EXERCISE GOAL - Beneath this task is a listing; retype all of it exactly.

DATASET RECORDS -
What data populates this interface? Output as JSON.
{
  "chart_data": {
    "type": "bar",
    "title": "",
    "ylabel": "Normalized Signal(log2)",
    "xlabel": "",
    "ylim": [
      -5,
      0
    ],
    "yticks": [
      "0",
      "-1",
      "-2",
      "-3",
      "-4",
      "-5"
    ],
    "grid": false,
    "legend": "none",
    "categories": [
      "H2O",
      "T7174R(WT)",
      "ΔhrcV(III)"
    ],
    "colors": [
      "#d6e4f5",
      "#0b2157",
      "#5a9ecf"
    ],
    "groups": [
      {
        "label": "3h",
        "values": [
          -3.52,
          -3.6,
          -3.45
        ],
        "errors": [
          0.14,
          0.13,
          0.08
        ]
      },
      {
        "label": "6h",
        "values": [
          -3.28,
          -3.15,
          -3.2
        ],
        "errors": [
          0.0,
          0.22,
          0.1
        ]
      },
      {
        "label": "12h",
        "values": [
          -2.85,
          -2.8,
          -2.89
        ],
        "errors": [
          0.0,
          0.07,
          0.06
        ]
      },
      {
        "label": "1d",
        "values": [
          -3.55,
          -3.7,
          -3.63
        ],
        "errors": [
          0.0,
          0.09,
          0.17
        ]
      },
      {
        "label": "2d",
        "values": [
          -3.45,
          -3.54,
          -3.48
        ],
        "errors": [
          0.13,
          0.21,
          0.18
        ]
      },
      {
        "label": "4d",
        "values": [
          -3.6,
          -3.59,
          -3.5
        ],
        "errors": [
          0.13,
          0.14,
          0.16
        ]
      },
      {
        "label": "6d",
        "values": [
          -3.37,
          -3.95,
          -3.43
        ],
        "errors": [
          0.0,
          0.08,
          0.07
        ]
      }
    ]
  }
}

ANSWER TO THE TASK -
What data populates this interface? Output as JSON.
{
  "chart_data": {
    "type": "bar",
    "title": "",
    "ylabel": "Normalized Signal(log2)",
    "xlabel": "",
    "ylim": [
      -5,
      0
    ],
    "yticks": [
      "0",
      "-1",
      "-2",
      "-3",
      "-4",
      "-5"
    ],
    "grid": false,
    "legend": "none",
    "categories": [
      "H2O",
      "T7174R(WT)",
      "ΔhrcV(III)"
    ],
    "colors": [
      "#d6e4f5",
      "#0b2157",
      "#5a9ecf"
    ],
    "groups": [
      {
        "label": "3h",
        "values": [
          -3.52,
          -3.6,
          -3.45
        ],
        "errors": [
          0.14,
          0.13,
          0.08
        ]
      },
      {
        "label": "6h",
        "values": [
          -3.28,
          -3.15,
          -3.2
        ],
        "errors": [
          0.0,
          0.22,
          0.1
        ]
      },
      {
        "label": "12h",
        "values": [
          -2.85,
          -2.8,
          -2.89
        ],
        "errors": [
          0.0,
          0.07,
          0.06
        ]
      },
      {
        "label": "1d",
        "values": [
          -3.55,
          -3.7,
          -3.63
        ],
        "errors": [
          0.0,
          0.09,
          0.17
        ]
      },
      {
        "label": "2d",
        "values": [
          -3.45,
          -3.54,
          -3.48
        ],
        "errors": [
          0.13,
          0.21,
          0.18
        ]
      },
      {
        "label": "4d",
        "values": [
          -3.6,
          -3.59,
          -3.5
        ],
        "errors": [
          0.13,
          0.14,
          0.16
        ]
      },
      {
        "label": "6d",
        "values": [
          -3.37,
          -3.95,
          -3.43
        ],
        "errors": [
          0.0,
          0.08,
          0.07
        ]
      }
    ]
  }
}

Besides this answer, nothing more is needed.